(STATED TASK): Review the lines that follow and copy each one that contains the word "INCH".
— START —
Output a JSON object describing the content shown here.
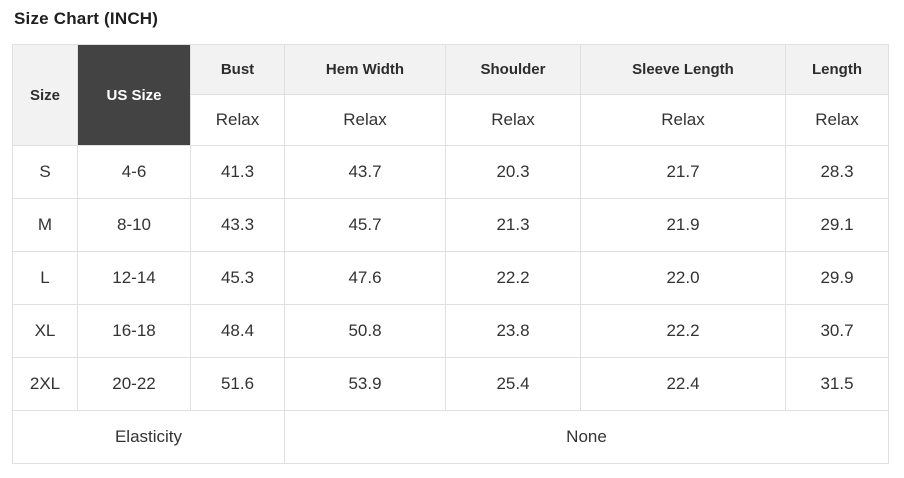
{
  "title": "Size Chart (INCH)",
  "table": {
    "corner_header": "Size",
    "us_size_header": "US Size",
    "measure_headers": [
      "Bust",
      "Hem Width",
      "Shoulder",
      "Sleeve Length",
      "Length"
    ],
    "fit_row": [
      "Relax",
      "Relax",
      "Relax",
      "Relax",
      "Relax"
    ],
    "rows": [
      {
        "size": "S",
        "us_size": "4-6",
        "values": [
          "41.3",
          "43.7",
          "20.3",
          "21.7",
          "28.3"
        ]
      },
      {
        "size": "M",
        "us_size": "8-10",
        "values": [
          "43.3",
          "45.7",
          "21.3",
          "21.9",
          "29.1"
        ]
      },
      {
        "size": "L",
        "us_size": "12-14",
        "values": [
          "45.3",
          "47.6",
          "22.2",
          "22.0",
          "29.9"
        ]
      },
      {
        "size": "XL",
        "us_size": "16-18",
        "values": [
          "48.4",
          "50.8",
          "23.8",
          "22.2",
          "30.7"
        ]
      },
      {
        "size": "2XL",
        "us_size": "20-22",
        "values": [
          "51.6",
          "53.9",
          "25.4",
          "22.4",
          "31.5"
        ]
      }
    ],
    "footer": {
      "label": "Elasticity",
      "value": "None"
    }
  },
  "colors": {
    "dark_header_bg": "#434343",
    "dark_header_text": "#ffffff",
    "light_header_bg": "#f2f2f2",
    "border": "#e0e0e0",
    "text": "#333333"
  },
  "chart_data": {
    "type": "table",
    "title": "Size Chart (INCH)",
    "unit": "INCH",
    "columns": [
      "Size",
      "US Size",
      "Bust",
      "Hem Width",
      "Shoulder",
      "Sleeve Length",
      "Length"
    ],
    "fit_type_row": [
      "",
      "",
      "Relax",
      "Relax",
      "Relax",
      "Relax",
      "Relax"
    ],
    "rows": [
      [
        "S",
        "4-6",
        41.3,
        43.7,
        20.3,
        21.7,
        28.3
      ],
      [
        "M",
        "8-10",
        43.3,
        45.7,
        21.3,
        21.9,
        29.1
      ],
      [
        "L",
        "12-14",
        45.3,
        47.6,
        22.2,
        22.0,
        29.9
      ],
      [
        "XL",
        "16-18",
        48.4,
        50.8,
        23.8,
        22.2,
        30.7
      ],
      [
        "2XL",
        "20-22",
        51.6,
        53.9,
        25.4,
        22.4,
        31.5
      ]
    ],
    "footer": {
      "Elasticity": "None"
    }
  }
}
— END —
(REPLY TO THE EXERCISE):
  "title": "Size Chart (INCH)",
    "title": "Size Chart (INCH)",
    "unit": "INCH",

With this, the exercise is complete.